TASK:
Copy each line of the records that holds the string "values".

Collected data entries
• • • • • • •
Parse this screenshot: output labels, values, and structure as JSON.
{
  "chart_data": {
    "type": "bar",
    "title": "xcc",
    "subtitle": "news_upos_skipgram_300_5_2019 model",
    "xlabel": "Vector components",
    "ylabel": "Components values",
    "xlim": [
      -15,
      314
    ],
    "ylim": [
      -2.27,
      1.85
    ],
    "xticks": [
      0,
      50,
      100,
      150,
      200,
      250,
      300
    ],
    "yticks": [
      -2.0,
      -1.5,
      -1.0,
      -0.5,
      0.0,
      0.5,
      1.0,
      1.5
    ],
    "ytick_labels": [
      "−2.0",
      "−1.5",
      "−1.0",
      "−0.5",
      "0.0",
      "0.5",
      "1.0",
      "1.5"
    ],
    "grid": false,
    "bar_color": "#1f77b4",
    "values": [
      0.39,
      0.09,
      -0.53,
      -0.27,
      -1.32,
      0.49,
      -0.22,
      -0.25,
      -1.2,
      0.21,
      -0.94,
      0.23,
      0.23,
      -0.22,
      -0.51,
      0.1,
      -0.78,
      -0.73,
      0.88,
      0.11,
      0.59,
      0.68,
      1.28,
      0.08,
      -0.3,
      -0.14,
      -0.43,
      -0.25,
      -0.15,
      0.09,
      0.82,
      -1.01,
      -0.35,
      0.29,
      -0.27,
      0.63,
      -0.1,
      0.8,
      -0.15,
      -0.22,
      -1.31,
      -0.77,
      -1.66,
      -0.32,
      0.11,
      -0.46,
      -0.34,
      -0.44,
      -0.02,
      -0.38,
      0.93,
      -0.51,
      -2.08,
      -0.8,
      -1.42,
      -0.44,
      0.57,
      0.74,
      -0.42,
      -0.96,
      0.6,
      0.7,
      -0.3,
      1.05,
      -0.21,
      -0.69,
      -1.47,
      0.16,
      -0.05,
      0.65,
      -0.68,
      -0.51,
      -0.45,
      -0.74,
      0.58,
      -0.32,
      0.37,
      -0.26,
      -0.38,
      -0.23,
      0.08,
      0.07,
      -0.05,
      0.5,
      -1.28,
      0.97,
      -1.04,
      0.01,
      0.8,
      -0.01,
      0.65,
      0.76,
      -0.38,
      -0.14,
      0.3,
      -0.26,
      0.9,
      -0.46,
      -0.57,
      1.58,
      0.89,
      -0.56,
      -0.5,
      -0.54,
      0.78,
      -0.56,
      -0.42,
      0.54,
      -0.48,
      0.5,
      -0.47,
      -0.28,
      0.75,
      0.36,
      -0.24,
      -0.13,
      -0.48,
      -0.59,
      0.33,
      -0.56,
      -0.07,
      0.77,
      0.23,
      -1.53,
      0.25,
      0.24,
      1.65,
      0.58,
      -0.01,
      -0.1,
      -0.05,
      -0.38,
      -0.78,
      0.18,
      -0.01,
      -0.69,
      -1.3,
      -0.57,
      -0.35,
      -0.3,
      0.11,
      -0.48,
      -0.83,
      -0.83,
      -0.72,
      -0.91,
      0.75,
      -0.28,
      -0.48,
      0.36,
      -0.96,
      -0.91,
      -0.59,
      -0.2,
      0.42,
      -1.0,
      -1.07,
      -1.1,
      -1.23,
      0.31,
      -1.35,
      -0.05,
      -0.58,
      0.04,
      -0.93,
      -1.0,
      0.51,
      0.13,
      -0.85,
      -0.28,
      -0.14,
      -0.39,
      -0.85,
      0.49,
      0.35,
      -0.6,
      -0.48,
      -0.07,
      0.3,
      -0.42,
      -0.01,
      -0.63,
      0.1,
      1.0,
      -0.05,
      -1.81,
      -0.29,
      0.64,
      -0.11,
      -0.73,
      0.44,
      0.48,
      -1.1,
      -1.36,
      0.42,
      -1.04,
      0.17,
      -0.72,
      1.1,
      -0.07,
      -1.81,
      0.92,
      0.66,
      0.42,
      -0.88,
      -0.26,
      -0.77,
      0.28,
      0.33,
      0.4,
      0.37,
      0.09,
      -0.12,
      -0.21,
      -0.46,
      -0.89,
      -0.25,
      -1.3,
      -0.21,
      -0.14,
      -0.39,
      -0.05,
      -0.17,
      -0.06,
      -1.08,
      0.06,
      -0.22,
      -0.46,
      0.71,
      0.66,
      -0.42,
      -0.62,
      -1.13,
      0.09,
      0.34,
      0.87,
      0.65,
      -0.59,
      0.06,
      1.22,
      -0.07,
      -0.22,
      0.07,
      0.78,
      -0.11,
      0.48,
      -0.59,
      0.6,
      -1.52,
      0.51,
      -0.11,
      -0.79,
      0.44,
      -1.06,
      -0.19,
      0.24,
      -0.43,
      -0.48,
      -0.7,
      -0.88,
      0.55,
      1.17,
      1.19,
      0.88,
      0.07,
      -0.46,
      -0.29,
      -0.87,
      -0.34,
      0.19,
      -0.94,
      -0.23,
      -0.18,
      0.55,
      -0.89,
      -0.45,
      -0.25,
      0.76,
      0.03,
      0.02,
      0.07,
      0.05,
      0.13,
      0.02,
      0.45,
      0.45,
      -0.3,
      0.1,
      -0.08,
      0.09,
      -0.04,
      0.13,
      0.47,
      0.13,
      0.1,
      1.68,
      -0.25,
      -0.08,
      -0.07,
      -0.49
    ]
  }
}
• • • • • • •
CORRECT RESULT:
Parse this screenshot: output labels, values, and structure as JSON.
    "ylabel": "Components values",
    "values": [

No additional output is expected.